Data excerpts
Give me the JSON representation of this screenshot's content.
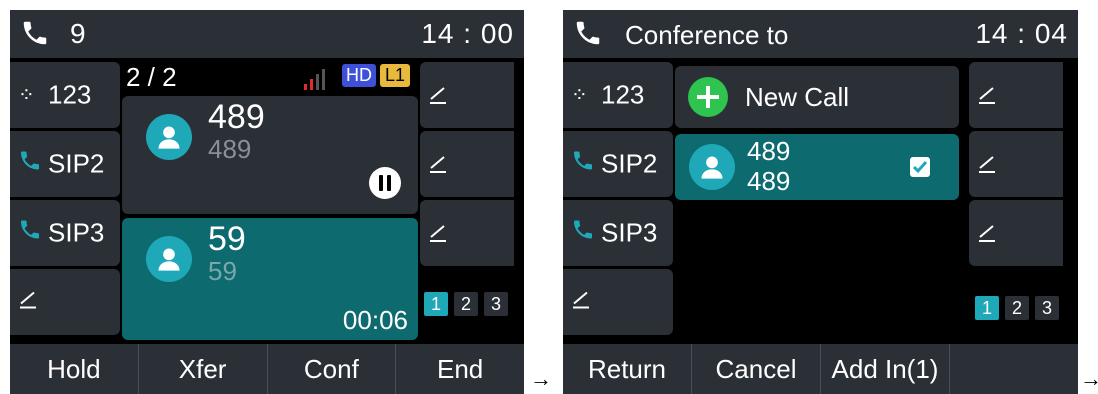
{
  "screen1": {
    "topbar": {
      "line_number": "9",
      "time": "14 : 00"
    },
    "left_keys": [
      {
        "label": "123"
      },
      {
        "label": "SIP2"
      },
      {
        "label": "SIP3"
      },
      {
        "label": ""
      }
    ],
    "call_header": {
      "counter": "2 / 2",
      "hd_badge": "HD",
      "line_badge": "L1"
    },
    "calls": [
      {
        "name": "489",
        "number": "489",
        "state": "held"
      },
      {
        "name": "59",
        "number": "59",
        "duration": "00:06",
        "state": "active"
      }
    ],
    "pages": [
      "1",
      "2",
      "3"
    ],
    "softkeys": [
      "Hold",
      "Xfer",
      "Conf",
      "End"
    ]
  },
  "screen2": {
    "topbar": {
      "title": "Conference to",
      "time": "14 : 04"
    },
    "left_keys": [
      {
        "label": "123"
      },
      {
        "label": "SIP2"
      },
      {
        "label": "SIP3"
      },
      {
        "label": ""
      }
    ],
    "new_call_label": "New Call",
    "contact": {
      "name": "489",
      "number": "489"
    },
    "pages": [
      "1",
      "2",
      "3"
    ],
    "softkeys": [
      "Return",
      "Cancel",
      "Add In(1)",
      ""
    ]
  },
  "arrow_glyph": "→",
  "colors": {
    "accent_teal": "#1fa8b8",
    "active_call_bg": "#0d6a6e",
    "new_call_green": "#2ec44f",
    "bar_gray": "#2b2f36"
  }
}
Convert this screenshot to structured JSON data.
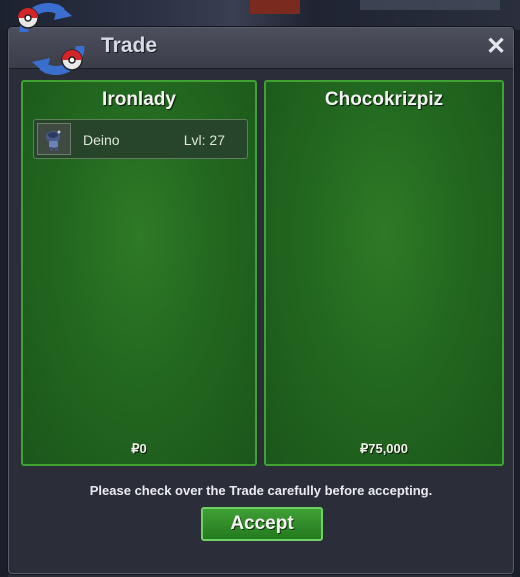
{
  "window": {
    "title": "Trade",
    "close_label": "✕"
  },
  "left_panel": {
    "trainer": "Ironlady",
    "pokemon": [
      {
        "name": "Deino",
        "level": "Lvl: 27"
      }
    ],
    "money": "₽0"
  },
  "right_panel": {
    "trainer": "Chocokrizpiz",
    "pokemon": [],
    "money": "₽75,000"
  },
  "footer": {
    "notice": "Please check over the Trade carefully before accepting.",
    "accept_label": "Accept"
  },
  "colors": {
    "panel_green": "#236820",
    "panel_border": "#3fa334",
    "window_bg": "#2b2d38",
    "accept_green": "#2f8c27"
  },
  "icons": [
    "trade-swap-icon",
    "close-icon",
    "deino-sprite-icon"
  ]
}
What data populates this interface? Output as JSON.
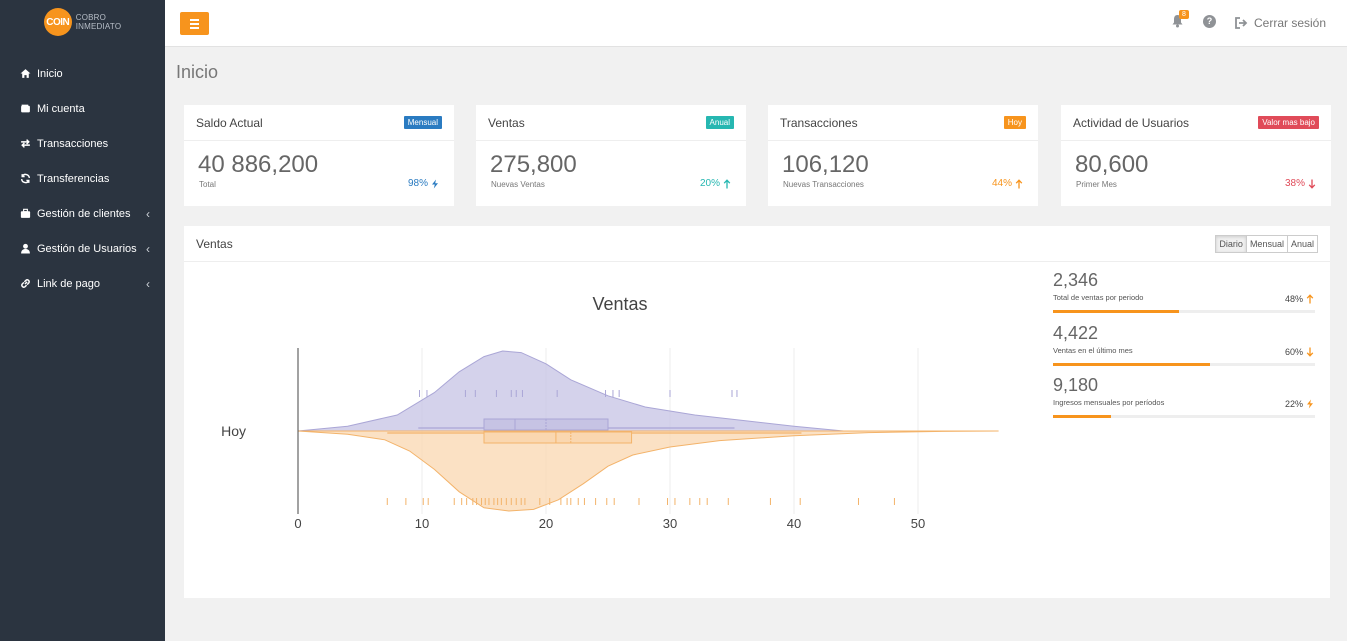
{
  "brand": {
    "logo_text": "COIN",
    "line1": "Cobro",
    "line2": "Inmediato"
  },
  "sidebar": {
    "items": [
      {
        "label": "Inicio",
        "icon": "home-icon",
        "has_chevron": false
      },
      {
        "label": "Mi cuenta",
        "icon": "wallet-icon",
        "has_chevron": false
      },
      {
        "label": "Transacciones",
        "icon": "exchange-icon",
        "has_chevron": false
      },
      {
        "label": "Transferencias",
        "icon": "refresh-icon",
        "has_chevron": false
      },
      {
        "label": "Gestión de clientes",
        "icon": "briefcase-icon",
        "has_chevron": true
      },
      {
        "label": "Gestión de Usuarios",
        "icon": "user-icon",
        "has_chevron": true
      },
      {
        "label": "Link de pago",
        "icon": "link-icon",
        "has_chevron": true
      }
    ]
  },
  "topbar": {
    "notifications_count": "8",
    "help_label": "?",
    "logout_label": "Cerrar sesión"
  },
  "page": {
    "title": "Inicio"
  },
  "cards": [
    {
      "title": "Saldo Actual",
      "badge": "Mensual",
      "badge_color": "#2a7bc1",
      "value": "40 886,200",
      "subtitle": "Total",
      "pct": "98%",
      "pct_color": "#2a7bc1",
      "pct_icon": "bolt-icon"
    },
    {
      "title": "Ventas",
      "badge": "Anual",
      "badge_color": "#26b7b1",
      "value": "275,800",
      "subtitle": "Nuevas Ventas",
      "pct": "20%",
      "pct_color": "#26b7b1",
      "pct_icon": "arrow-up-icon"
    },
    {
      "title": "Transacciones",
      "badge": "Hoy",
      "badge_color": "#f7941d",
      "value": "106,120",
      "subtitle": "Nuevas Transacciones",
      "pct": "44%",
      "pct_color": "#f7941d",
      "pct_icon": "arrow-up-icon"
    },
    {
      "title": "Actividad de Usuarios",
      "badge": "Valor mas bajo",
      "badge_color": "#e04b59",
      "value": "80,600",
      "subtitle": "Primer Mes",
      "pct": "38%",
      "pct_color": "#e04b59",
      "pct_icon": "arrow-down-icon"
    }
  ],
  "sales_panel": {
    "title": "Ventas",
    "tabs": [
      "Diario",
      "Mensual",
      "Anual"
    ],
    "active_tab": "Diario",
    "stats": [
      {
        "value": "2,346",
        "label": "Total de ventas por periodo",
        "pct": "48%",
        "progress": 0.48,
        "icon": "arrow-up-icon",
        "icon_color": "#f7941d"
      },
      {
        "value": "4,422",
        "label": "Ventas en el último mes",
        "pct": "60%",
        "progress": 0.6,
        "icon": "arrow-down-icon",
        "icon_color": "#f7941d"
      },
      {
        "value": "9,180",
        "label": "Ingresos mensuales por períodos",
        "pct": "22%",
        "progress": 0.22,
        "icon": "bolt-icon",
        "icon_color": "#f7941d"
      }
    ]
  },
  "chart_data": {
    "type": "violin",
    "title": "Ventas",
    "category": "Hoy",
    "xlim": [
      0,
      57
    ],
    "xticks": [
      0,
      10,
      20,
      30,
      40,
      50
    ],
    "grid": true,
    "series": [
      {
        "side": "upper",
        "color": "#c6c3e4",
        "stroke": "#aaa6d6",
        "density": [
          [
            0,
            0.0
          ],
          [
            4,
            0.06
          ],
          [
            8,
            0.2
          ],
          [
            11,
            0.48
          ],
          [
            13,
            0.74
          ],
          [
            15,
            0.93
          ],
          [
            16.5,
            1.0
          ],
          [
            18,
            0.98
          ],
          [
            20,
            0.84
          ],
          [
            22,
            0.64
          ],
          [
            25,
            0.44
          ],
          [
            28,
            0.3
          ],
          [
            32,
            0.2
          ],
          [
            36,
            0.13
          ],
          [
            40,
            0.06
          ],
          [
            44,
            0.0
          ]
        ],
        "box": {
          "q1": 15.0,
          "median": 17.5,
          "mean": 20.0,
          "q3": 25.0,
          "whisker_low": 9.7,
          "whisker_high": 35.2
        },
        "points": [
          9.8,
          10.4,
          13.5,
          14.3,
          16.0,
          17.2,
          17.6,
          18.1,
          20.9,
          24.8,
          25.4,
          25.9,
          30.0,
          35.0,
          35.4
        ]
      },
      {
        "side": "lower",
        "color": "#fad7b0",
        "stroke": "#f3b36a",
        "density": [
          [
            0,
            0.0
          ],
          [
            4,
            0.04
          ],
          [
            7,
            0.11
          ],
          [
            9,
            0.25
          ],
          [
            11,
            0.48
          ],
          [
            13,
            0.76
          ],
          [
            15,
            0.96
          ],
          [
            17,
            1.0
          ],
          [
            19,
            0.98
          ],
          [
            21,
            0.86
          ],
          [
            23,
            0.66
          ],
          [
            25,
            0.44
          ],
          [
            27,
            0.3
          ],
          [
            30,
            0.2
          ],
          [
            34,
            0.12
          ],
          [
            40,
            0.06
          ],
          [
            46,
            0.02
          ],
          [
            52,
            0.005
          ],
          [
            56.5,
            0.0
          ]
        ],
        "box": {
          "q1": 15.0,
          "median": 20.8,
          "mean": 22.0,
          "q3": 26.9,
          "whisker_low": 7.2,
          "whisker_high": 40.6
        },
        "points": [
          7.2,
          8.7,
          10.1,
          10.5,
          12.6,
          13.2,
          13.6,
          14.1,
          14.4,
          14.8,
          15.1,
          15.4,
          15.8,
          16.1,
          16.4,
          16.8,
          17.2,
          17.6,
          18.0,
          18.3,
          19.5,
          20.3,
          21.2,
          21.7,
          22.0,
          22.6,
          23.1,
          24.0,
          24.9,
          25.5,
          27.5,
          29.8,
          30.4,
          31.6,
          32.4,
          33.0,
          34.7,
          38.1,
          40.5,
          45.2,
          48.1
        ]
      }
    ]
  }
}
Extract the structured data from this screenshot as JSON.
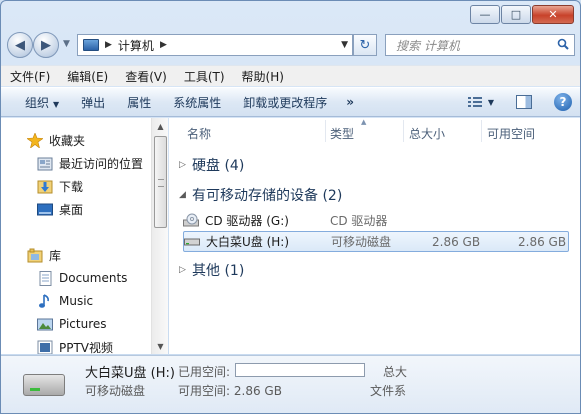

What is asked »
Pull out all lines containing the word "Gestión" from the entries above.

The result »
        "label": "Gestión de clientes",
        "label": "Gestión de Usuarios",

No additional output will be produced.